■ **WHAT IS REQUIRED**
For each line below that contains the string "据图可知", copy that line.

■ **ENTRIES**
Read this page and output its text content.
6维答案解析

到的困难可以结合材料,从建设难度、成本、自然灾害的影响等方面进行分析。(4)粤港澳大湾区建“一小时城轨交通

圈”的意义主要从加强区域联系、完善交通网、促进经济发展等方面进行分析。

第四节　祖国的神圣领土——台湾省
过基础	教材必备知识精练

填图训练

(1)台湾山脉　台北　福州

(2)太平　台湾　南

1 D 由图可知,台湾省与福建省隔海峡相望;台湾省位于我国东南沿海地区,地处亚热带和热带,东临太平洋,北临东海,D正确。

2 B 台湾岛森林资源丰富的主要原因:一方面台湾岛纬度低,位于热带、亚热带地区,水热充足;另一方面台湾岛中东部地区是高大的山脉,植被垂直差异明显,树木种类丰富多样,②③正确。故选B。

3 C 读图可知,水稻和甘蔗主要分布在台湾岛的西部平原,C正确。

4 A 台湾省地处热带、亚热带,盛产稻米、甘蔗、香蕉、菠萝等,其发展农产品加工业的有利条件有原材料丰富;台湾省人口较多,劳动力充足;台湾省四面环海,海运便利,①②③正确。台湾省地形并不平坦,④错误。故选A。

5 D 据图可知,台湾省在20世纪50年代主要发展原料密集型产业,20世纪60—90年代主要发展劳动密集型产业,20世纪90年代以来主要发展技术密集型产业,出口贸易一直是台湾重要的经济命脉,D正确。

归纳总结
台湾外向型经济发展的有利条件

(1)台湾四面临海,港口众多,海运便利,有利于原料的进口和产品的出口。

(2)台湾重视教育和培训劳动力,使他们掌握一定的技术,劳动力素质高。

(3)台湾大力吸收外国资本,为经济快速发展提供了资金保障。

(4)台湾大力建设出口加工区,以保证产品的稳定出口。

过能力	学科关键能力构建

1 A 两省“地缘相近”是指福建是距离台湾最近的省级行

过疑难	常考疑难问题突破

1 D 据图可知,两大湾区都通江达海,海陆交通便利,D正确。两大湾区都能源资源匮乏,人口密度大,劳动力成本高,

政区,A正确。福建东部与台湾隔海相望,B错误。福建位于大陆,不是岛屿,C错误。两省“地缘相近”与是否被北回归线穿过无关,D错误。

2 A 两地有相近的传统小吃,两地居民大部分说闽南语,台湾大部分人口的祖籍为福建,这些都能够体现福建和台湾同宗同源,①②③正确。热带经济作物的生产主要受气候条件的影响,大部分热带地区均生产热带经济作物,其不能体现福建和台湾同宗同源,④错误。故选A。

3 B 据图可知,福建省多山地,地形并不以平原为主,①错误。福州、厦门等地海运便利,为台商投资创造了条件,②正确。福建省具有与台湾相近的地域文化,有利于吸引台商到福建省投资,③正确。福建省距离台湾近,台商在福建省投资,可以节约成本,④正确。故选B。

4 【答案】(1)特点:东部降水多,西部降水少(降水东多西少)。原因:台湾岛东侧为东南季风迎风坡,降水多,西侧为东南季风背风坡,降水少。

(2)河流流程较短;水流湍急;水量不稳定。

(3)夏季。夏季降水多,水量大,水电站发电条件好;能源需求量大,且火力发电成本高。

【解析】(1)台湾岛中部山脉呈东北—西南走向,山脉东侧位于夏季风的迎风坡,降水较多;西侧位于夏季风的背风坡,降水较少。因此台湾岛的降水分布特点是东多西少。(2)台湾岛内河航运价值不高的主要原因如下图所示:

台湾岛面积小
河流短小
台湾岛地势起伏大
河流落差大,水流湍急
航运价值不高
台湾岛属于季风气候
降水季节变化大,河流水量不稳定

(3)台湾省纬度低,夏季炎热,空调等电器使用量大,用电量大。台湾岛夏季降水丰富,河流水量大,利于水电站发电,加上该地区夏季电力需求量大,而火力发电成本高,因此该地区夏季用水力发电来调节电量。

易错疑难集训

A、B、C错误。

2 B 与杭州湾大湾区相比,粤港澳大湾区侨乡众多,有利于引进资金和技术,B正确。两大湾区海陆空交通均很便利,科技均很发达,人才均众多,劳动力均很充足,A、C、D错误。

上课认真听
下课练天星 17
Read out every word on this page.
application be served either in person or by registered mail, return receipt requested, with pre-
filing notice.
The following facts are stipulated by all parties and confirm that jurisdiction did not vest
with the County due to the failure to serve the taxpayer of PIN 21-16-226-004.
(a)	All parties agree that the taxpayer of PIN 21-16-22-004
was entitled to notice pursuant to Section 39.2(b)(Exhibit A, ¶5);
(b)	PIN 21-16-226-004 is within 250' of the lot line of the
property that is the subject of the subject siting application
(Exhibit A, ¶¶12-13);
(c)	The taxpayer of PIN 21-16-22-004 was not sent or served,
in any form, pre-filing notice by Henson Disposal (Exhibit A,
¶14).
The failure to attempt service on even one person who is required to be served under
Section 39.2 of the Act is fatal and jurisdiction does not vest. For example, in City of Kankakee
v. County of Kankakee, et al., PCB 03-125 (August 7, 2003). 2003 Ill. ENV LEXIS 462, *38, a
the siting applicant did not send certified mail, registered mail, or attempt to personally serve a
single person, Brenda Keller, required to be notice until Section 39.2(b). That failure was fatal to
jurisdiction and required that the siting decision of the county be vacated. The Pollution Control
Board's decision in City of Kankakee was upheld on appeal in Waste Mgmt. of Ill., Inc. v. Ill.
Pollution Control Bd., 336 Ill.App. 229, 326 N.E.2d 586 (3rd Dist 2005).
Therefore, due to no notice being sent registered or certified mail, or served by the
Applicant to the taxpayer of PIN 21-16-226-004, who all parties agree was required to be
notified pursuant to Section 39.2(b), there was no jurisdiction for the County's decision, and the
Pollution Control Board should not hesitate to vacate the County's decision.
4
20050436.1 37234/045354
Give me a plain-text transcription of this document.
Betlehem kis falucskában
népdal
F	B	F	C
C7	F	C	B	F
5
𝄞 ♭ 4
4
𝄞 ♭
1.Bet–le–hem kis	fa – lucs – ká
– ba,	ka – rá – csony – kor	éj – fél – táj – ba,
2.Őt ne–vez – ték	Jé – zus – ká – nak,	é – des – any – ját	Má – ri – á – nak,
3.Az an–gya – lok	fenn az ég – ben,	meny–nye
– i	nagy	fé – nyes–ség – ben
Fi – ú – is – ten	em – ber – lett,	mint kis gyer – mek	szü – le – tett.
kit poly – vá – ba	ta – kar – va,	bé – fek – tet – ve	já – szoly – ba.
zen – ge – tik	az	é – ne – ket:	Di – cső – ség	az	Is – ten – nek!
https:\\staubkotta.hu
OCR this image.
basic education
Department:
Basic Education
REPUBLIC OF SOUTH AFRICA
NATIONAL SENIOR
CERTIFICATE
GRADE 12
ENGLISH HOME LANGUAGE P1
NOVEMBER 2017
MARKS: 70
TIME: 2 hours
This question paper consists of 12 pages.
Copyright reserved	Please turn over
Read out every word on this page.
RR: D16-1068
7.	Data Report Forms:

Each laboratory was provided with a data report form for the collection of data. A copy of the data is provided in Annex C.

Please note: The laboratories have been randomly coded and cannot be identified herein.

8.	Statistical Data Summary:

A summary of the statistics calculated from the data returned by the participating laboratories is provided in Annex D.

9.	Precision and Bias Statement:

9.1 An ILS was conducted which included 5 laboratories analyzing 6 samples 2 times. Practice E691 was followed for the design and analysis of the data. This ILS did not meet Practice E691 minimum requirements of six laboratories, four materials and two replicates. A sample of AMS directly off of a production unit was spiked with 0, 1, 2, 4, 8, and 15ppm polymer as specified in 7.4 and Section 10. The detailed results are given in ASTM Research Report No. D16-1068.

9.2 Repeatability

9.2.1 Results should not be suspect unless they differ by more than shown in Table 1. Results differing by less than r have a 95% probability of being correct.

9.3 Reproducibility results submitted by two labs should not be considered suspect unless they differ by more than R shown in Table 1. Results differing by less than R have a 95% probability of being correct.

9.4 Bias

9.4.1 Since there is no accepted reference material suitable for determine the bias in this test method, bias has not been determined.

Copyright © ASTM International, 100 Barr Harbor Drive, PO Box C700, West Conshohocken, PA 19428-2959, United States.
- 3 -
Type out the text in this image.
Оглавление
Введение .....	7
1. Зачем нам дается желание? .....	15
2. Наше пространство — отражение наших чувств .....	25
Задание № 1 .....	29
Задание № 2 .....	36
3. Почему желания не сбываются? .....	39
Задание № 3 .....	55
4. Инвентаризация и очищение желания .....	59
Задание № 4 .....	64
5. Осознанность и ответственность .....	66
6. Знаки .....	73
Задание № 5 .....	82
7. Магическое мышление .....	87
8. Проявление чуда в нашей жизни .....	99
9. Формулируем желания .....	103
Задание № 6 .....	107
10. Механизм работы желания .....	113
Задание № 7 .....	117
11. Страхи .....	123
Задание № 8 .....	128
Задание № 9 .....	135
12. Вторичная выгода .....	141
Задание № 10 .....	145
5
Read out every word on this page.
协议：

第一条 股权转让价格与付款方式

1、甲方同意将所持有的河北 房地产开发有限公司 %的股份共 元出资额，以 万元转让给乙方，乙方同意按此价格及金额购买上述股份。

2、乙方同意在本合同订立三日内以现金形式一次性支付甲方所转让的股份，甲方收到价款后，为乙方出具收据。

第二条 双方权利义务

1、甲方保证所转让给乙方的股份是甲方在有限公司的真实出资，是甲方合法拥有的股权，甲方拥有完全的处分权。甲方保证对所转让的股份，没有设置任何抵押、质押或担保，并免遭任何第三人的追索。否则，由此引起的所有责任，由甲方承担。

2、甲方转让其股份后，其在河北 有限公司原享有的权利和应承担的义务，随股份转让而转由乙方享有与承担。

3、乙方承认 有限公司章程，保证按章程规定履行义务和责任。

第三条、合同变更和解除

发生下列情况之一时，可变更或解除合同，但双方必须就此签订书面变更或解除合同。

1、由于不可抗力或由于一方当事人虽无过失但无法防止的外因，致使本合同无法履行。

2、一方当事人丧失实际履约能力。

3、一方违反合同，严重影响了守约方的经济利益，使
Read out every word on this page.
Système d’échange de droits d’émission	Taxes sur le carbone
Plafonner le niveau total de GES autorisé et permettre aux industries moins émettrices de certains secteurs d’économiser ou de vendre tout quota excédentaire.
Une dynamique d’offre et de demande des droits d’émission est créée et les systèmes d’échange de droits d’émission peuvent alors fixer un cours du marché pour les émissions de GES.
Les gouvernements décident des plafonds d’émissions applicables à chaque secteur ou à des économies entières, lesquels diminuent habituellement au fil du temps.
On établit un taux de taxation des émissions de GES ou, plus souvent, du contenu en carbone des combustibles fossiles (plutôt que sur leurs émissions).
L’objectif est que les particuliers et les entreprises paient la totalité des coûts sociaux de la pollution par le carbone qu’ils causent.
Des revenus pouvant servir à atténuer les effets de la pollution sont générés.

■ **PROBLEM SOLUTION**
5 D 据图可知,台湾省在20世纪50年代主要发展原料密集型产业,20世纪60—90年代主要发展劳动密集型产业,20世纪90年代以来主要发展技术密集型产业,出口贸易一直是台湾重要的经济命脉,D正确。
1 D 据图可知,两大湾区都通江达海,海陆交通便利,D正确。两大湾区都能源资源匮乏,人口密度大,劳动力成本高,
3 B 据图可知,福建省多山地,地形并不以平原为主,①错误。福州、厦门等地海运便利,为台商投资创造了条件,②正确。福建省具有与台湾相近的地域文化,有利于吸引台商到福建省投资,③正确。福建省距离台湾近,台商在福建省投资,可以节约成本,④正确。故选B。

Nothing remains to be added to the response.